For every line in the data below that contains "Open", copy the line.

Entries provided:
___

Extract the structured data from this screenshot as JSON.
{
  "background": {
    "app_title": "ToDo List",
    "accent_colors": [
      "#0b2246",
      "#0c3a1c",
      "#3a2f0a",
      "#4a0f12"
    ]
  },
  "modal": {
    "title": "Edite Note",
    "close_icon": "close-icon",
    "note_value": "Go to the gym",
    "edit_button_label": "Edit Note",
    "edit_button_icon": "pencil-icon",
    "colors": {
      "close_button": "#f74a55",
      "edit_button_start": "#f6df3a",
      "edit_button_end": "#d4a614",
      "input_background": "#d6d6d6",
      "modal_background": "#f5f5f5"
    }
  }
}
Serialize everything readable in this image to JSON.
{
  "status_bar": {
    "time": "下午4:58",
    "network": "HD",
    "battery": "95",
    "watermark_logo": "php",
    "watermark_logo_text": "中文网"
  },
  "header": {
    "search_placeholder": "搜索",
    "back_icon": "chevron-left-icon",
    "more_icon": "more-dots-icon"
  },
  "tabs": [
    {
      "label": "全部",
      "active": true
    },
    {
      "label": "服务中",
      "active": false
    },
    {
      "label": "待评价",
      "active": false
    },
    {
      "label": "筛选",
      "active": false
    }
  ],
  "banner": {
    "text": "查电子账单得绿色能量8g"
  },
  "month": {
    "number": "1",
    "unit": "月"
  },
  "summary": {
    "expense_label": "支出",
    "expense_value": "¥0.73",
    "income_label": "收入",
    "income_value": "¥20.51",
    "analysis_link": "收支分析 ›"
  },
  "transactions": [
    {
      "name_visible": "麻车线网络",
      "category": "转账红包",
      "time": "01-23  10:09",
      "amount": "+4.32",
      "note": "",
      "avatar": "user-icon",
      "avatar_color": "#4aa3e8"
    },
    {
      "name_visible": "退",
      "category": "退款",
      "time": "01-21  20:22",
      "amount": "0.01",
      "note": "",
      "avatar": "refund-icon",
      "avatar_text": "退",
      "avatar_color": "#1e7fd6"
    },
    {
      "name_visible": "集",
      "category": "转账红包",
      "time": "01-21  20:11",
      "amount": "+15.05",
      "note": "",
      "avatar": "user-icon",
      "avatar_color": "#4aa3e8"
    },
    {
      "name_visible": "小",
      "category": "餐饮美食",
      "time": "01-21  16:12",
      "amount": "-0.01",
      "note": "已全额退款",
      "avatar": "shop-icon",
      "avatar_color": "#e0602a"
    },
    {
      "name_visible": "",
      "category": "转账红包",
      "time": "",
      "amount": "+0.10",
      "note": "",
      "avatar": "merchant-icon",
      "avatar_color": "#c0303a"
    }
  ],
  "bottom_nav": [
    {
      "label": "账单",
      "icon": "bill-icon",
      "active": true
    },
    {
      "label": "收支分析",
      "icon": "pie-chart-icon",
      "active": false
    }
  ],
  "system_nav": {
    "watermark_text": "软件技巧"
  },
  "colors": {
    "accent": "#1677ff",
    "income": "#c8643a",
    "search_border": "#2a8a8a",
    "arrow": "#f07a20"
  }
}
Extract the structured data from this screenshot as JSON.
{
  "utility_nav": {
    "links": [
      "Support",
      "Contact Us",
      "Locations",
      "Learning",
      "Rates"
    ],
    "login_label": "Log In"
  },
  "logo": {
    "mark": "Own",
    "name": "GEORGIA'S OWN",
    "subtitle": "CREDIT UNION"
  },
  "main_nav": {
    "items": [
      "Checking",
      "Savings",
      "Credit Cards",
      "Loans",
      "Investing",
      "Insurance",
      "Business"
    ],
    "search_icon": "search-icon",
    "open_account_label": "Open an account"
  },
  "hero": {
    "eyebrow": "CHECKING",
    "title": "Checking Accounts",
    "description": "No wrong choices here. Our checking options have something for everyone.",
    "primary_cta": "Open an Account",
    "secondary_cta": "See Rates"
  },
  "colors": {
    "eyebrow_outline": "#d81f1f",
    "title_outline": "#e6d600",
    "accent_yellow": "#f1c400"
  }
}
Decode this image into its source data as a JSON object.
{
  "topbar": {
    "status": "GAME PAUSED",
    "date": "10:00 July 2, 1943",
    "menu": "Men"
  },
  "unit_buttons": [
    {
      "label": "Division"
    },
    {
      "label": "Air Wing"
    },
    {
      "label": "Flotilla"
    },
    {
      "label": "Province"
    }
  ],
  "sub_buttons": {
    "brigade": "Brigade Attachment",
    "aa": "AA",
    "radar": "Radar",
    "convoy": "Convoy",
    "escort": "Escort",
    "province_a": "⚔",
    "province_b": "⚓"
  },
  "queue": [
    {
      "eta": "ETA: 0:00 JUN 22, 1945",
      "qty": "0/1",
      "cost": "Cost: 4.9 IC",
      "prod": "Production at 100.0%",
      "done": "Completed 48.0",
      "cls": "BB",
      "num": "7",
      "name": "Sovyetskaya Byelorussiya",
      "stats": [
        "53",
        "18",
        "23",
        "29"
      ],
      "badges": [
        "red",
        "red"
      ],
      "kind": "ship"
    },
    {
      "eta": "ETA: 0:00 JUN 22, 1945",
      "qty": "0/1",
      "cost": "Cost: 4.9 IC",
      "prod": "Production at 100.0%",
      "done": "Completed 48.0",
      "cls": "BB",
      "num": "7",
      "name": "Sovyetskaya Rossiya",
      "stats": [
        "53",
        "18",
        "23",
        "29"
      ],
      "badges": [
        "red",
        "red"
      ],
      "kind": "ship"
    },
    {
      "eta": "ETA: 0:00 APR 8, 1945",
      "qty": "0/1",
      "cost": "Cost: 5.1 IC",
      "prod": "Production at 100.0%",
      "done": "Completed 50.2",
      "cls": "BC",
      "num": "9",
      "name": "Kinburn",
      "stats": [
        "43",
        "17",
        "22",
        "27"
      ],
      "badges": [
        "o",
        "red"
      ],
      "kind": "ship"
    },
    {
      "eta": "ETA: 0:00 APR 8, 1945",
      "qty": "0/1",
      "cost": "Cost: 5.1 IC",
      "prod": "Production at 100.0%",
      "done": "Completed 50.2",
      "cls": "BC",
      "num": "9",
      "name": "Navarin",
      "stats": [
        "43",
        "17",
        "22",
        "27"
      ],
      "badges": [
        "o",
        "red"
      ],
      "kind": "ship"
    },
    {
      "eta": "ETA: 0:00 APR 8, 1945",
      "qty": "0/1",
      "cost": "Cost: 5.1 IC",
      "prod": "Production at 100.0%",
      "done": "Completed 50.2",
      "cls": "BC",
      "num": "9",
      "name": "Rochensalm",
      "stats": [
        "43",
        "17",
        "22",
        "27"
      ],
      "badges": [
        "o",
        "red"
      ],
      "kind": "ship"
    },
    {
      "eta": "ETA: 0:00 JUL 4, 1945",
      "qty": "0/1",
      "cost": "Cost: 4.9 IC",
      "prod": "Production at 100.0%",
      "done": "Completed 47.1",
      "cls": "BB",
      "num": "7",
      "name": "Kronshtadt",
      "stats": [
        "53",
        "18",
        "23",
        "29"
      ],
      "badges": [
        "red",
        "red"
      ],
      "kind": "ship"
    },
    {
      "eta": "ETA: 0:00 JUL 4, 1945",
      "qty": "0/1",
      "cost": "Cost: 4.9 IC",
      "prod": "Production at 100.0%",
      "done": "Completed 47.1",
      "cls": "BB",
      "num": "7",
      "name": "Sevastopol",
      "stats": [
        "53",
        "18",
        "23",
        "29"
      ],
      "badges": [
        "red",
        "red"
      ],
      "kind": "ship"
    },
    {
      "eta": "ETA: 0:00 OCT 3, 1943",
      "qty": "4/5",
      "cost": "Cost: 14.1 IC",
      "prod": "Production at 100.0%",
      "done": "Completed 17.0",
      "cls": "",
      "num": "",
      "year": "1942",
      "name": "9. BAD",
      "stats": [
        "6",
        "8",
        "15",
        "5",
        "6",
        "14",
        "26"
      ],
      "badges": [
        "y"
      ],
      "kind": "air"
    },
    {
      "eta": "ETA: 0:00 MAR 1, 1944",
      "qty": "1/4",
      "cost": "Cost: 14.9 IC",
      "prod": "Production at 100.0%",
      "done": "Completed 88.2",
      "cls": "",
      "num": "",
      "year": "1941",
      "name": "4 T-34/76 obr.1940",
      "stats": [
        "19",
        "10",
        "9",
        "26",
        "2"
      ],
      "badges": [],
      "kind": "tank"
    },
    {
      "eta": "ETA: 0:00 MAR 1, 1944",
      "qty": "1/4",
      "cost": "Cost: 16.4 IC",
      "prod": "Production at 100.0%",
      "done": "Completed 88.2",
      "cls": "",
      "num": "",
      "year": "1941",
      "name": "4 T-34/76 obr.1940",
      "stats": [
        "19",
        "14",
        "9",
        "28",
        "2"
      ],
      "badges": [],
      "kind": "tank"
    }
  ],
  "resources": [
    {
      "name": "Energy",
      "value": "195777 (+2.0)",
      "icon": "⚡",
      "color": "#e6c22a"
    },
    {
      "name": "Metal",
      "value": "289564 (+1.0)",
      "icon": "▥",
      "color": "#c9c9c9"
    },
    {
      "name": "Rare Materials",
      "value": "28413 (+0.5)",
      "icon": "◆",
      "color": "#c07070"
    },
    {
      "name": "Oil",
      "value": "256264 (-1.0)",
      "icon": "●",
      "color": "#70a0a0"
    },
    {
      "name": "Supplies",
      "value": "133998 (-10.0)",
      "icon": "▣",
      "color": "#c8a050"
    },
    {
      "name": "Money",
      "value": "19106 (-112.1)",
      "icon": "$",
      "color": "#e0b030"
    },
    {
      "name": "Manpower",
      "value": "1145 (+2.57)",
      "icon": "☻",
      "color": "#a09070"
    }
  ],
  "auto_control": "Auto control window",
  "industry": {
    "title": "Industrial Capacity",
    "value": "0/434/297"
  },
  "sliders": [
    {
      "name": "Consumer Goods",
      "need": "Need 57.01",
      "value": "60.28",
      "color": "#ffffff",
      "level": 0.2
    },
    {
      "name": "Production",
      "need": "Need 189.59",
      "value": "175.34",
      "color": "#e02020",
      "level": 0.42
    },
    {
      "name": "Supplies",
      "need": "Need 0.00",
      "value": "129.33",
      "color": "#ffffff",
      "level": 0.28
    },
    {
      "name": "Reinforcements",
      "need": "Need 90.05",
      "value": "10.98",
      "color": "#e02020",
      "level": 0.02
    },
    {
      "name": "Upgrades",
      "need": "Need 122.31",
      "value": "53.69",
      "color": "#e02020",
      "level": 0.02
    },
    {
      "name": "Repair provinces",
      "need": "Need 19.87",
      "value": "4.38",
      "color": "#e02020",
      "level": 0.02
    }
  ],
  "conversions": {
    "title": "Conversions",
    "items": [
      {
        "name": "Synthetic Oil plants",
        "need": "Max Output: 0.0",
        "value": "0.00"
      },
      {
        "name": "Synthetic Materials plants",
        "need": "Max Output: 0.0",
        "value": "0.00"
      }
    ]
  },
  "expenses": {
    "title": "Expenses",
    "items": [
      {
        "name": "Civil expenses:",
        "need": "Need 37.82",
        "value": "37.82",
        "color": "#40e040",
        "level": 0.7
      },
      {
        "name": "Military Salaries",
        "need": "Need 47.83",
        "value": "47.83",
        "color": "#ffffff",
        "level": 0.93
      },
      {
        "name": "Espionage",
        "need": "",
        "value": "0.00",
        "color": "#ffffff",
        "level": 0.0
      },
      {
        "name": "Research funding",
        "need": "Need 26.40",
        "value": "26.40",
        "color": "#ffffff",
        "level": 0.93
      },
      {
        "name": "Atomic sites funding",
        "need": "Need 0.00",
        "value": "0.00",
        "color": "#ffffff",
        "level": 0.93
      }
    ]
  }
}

___

Full answer:
    "open_account_label": "Open an account"
    "primary_cta": "Open an Account",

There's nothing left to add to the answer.